## [Required work]
List each line of the data that holds the word "mother".

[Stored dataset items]

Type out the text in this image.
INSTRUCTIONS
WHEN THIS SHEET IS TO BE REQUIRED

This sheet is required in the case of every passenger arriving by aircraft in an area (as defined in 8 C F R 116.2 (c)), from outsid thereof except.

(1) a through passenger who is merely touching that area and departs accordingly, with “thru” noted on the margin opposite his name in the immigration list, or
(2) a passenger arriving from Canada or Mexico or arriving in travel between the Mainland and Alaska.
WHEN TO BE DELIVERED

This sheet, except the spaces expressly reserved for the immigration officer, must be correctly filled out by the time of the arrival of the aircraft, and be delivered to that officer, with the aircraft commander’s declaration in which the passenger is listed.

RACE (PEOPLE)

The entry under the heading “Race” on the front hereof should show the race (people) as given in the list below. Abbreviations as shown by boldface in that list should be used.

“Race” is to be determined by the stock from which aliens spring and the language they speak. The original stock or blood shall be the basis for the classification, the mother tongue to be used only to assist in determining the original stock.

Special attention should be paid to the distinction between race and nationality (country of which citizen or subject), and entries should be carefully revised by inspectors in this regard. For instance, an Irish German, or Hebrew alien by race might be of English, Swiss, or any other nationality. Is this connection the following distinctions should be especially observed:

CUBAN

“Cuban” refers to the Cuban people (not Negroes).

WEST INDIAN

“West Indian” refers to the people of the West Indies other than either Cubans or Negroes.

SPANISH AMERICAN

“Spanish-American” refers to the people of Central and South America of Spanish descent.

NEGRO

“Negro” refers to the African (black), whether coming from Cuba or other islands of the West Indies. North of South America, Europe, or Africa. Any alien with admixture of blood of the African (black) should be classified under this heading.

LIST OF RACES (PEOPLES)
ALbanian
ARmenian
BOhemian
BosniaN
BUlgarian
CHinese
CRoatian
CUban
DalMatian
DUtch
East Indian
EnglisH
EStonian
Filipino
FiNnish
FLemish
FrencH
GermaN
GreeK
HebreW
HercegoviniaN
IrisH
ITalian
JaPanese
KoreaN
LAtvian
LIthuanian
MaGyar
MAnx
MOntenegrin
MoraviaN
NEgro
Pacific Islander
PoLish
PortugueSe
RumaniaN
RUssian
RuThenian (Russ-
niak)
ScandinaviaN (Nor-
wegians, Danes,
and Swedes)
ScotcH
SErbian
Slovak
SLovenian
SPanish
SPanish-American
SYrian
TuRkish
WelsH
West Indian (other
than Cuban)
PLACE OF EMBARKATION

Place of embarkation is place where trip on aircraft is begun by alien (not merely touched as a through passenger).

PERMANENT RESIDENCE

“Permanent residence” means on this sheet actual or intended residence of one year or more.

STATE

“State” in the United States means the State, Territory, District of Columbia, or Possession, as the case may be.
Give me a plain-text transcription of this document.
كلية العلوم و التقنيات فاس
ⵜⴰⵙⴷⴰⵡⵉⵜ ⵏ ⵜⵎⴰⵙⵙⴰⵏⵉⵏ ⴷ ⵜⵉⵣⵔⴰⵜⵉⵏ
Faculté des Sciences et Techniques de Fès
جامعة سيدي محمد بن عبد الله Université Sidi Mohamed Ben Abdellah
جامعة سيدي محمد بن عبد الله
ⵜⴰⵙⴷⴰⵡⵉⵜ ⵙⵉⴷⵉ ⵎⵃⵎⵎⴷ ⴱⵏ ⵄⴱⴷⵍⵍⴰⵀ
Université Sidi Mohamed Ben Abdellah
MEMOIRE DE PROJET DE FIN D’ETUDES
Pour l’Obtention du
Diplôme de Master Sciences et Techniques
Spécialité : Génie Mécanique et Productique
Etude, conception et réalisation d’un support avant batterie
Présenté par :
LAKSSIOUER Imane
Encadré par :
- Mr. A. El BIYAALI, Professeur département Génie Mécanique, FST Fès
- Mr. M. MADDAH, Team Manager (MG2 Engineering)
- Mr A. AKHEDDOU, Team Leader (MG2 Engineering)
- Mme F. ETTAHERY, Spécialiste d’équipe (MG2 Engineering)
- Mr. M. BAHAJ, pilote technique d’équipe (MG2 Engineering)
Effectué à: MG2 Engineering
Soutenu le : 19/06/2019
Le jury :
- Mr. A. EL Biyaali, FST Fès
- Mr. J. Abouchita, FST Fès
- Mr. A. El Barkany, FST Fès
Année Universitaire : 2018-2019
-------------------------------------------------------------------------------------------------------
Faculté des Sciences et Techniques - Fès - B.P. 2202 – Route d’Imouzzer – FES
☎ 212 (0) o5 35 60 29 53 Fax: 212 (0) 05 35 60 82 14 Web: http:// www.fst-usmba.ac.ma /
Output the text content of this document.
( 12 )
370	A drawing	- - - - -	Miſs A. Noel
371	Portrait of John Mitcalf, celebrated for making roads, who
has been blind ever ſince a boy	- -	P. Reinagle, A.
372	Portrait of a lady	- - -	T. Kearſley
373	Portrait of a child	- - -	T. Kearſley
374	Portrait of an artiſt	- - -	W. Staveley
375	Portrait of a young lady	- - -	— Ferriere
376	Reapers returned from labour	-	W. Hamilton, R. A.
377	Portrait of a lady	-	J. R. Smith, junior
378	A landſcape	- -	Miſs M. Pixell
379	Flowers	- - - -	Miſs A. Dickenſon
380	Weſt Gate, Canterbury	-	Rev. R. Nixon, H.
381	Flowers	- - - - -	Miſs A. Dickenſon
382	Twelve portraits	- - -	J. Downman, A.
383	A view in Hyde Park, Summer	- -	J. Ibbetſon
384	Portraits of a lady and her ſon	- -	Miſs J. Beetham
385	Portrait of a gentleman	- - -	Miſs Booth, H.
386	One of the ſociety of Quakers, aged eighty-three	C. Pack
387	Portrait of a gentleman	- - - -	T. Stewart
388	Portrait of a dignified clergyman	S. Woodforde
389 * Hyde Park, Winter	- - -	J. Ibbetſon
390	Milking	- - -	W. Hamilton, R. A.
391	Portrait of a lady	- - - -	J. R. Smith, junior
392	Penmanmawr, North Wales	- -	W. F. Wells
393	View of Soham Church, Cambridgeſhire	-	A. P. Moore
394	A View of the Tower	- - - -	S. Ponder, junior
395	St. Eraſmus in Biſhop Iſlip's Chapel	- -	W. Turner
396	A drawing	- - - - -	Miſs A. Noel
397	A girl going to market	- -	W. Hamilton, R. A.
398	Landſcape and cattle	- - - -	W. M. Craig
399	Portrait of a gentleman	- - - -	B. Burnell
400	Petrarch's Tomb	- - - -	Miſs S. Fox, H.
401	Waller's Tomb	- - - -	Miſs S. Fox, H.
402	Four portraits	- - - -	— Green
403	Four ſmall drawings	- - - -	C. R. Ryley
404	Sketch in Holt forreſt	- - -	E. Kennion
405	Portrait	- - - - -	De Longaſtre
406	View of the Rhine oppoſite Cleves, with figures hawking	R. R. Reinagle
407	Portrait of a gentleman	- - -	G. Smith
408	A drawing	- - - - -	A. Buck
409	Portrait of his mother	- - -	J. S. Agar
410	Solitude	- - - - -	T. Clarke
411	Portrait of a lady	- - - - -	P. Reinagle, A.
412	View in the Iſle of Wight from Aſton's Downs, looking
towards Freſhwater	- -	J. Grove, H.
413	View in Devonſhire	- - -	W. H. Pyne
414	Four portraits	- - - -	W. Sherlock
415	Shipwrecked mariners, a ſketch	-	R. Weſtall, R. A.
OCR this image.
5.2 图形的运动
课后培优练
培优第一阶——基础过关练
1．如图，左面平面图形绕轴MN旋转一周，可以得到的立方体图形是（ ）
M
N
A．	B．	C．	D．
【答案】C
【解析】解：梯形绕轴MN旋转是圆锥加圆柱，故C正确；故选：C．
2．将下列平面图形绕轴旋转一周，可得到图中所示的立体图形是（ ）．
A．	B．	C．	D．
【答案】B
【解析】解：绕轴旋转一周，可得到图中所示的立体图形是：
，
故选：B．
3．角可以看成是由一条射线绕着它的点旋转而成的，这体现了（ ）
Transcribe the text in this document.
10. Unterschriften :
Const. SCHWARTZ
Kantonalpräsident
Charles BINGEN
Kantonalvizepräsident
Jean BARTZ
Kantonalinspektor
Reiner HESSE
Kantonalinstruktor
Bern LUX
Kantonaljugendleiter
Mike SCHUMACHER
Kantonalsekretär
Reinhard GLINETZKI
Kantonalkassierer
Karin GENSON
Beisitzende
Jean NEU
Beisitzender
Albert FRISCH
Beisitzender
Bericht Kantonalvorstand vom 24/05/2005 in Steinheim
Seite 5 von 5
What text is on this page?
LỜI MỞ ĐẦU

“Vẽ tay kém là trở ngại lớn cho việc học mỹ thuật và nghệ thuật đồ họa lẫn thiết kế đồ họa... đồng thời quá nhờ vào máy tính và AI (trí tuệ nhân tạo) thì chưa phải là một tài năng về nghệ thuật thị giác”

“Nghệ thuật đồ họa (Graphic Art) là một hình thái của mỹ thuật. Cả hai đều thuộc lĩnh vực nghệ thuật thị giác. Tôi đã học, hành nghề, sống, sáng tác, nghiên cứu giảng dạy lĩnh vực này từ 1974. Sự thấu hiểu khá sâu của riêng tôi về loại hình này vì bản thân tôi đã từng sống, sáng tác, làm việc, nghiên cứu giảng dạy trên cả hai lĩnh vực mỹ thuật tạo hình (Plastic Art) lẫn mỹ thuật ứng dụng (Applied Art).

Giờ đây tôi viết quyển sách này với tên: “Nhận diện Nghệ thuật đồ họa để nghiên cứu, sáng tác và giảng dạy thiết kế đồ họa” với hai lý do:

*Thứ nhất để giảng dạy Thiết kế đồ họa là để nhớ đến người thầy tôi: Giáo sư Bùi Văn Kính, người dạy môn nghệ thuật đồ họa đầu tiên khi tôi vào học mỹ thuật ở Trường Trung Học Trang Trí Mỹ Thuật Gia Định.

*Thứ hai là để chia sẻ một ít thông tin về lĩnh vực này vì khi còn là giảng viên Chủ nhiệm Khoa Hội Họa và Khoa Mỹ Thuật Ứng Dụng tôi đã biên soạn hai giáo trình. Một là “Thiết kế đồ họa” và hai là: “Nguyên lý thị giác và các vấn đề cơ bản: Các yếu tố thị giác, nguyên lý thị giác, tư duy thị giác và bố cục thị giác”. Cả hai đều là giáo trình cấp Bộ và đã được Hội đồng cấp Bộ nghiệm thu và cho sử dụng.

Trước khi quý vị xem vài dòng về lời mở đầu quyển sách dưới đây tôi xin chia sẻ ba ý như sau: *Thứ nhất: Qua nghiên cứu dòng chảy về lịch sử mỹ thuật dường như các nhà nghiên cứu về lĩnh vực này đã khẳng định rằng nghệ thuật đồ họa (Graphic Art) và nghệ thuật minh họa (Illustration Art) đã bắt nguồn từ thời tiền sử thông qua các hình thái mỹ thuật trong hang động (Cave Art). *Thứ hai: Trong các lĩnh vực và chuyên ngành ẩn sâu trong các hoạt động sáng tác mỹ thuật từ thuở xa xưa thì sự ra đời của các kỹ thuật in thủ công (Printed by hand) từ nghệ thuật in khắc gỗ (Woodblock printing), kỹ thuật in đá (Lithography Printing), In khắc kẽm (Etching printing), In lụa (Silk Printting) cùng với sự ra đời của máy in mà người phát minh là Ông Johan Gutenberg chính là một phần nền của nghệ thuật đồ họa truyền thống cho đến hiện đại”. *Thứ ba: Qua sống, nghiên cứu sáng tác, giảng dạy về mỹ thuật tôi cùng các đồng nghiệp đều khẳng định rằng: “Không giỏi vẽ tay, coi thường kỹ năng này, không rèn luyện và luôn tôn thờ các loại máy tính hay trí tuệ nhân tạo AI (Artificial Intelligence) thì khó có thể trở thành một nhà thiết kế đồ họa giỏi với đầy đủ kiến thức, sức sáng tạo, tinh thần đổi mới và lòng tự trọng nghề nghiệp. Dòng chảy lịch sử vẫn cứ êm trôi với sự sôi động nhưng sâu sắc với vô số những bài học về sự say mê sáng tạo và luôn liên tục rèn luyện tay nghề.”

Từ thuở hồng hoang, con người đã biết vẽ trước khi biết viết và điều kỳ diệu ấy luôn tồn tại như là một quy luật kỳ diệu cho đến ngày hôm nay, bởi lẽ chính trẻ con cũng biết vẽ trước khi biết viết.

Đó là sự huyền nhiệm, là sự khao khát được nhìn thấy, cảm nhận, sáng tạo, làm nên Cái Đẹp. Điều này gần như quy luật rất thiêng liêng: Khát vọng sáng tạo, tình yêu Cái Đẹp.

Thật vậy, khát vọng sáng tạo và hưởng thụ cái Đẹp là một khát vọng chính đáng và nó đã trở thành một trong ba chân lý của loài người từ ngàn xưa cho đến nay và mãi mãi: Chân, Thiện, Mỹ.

## [The output]
“Race” is to be determined by the stock from which aliens spring and the language they speak. The original stock or blood shall be the basis for the classification, the mother tongue to be used only to assist in determining the original stock.
409	Portrait of his mother	- - -	J. S. Agar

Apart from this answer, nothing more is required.